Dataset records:
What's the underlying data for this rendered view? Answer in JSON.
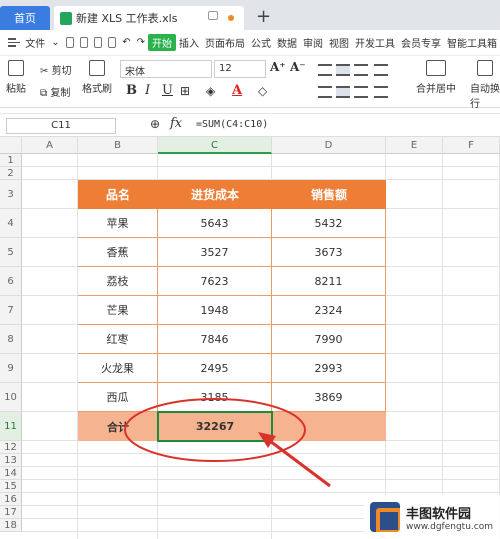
{
  "tabs": {
    "home": "首页",
    "file": "新建 XLS 工作表.xls",
    "new_tab": "+"
  },
  "menu": {
    "file": "文件",
    "items": [
      "开始",
      "插入",
      "页面布局",
      "公式",
      "数据",
      "审阅",
      "视图",
      "开发工具",
      "会员专享",
      "智能工具箱"
    ],
    "active_index": 0
  },
  "ribbon": {
    "paste": "粘贴",
    "cut": "剪切",
    "copy": "复制",
    "format_painter": "格式刷",
    "font_name": "宋体",
    "font_size": "12",
    "bold": "B",
    "italic": "I",
    "underline": "U",
    "font_color_letter": "A",
    "merge": "合并居中",
    "wrap": "自动换行"
  },
  "formula_bar": {
    "cell_ref": "C11",
    "fx": "fx",
    "formula": "=SUM(C4:C10)"
  },
  "sheet": {
    "columns": [
      "A",
      "B",
      "C",
      "D",
      "E",
      "F"
    ],
    "selected_column": "C",
    "rows": [
      "1",
      "2",
      "3",
      "4",
      "5",
      "6",
      "7",
      "8",
      "9",
      "10",
      "11",
      "12",
      "13",
      "14",
      "15",
      "16",
      "17",
      "18"
    ],
    "selected_row": "11",
    "table": {
      "headers": [
        "品名",
        "进货成本",
        "销售额"
      ],
      "data": [
        [
          "苹果",
          "5643",
          "5432"
        ],
        [
          "香蕉",
          "3527",
          "3673"
        ],
        [
          "荔枝",
          "7623",
          "8211"
        ],
        [
          "芒果",
          "1948",
          "2324"
        ],
        [
          "红枣",
          "7846",
          "7990"
        ],
        [
          "火龙果",
          "2495",
          "2993"
        ],
        [
          "西瓜",
          "3185",
          "3869"
        ]
      ],
      "total_label": "合计",
      "total_value": "32267",
      "total_sales": ""
    },
    "colors": {
      "header_bg": "#ee7e36",
      "total_bg": "#f5b38f",
      "annotation": "#d9322b",
      "selection": "#1f8a3c"
    }
  },
  "watermark": {
    "title": "丰图软件园",
    "url": "www.dgfengtu.com"
  }
}
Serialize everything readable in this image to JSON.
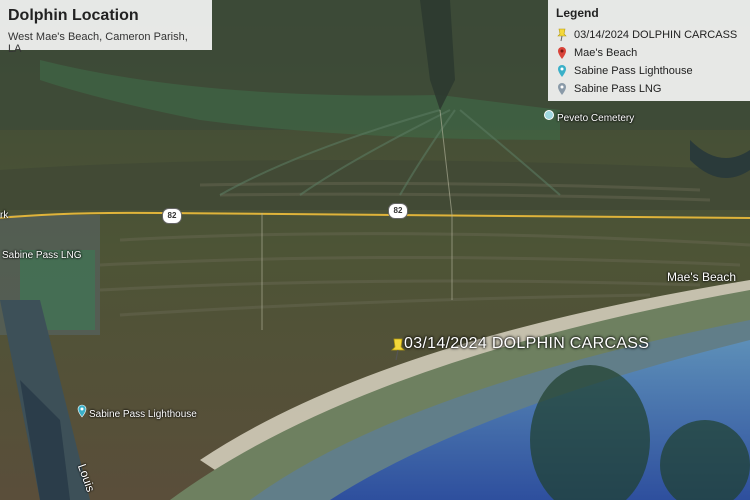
{
  "map": {
    "title": "Dolphin Location",
    "subtitle": "West Mae's Beach, Cameron Parish, LA"
  },
  "legend": {
    "title": "Legend",
    "items": [
      {
        "label": "03/14/2024 DOLPHIN CARCASS",
        "icon": "yellow-pushpin-icon",
        "color": "#f4d83a"
      },
      {
        "label": "Mae's Beach",
        "icon": "red-pin-icon",
        "color": "#d9443a"
      },
      {
        "label": "Sabine Pass Lighthouse",
        "icon": "teal-pin-icon",
        "color": "#3ab0c8"
      },
      {
        "label": "Sabine Pass LNG",
        "icon": "gray-pin-icon",
        "color": "#8a9aa8"
      }
    ]
  },
  "places": {
    "peveto": "Peveto Cemetery",
    "maes_beach": "Mae's Beach",
    "sabine_lng": "Sabine Pass LNG",
    "lighthouse": "Sabine Pass Lighthouse",
    "carcass": "03/14/2024 DOLPHIN CARCASS",
    "edge_left": "rk",
    "louisiana": "Louis"
  },
  "highway": {
    "number": "82",
    "color": "#e0b43a"
  }
}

EXERCISE PROMPT: From the listing above, collect each line in which the string "CARCASS" appears.

THE RESPONSE:
        "label": "03/14/2024 DOLPHIN CARCASS",
    "carcass": "03/14/2024 DOLPHIN CARCASS",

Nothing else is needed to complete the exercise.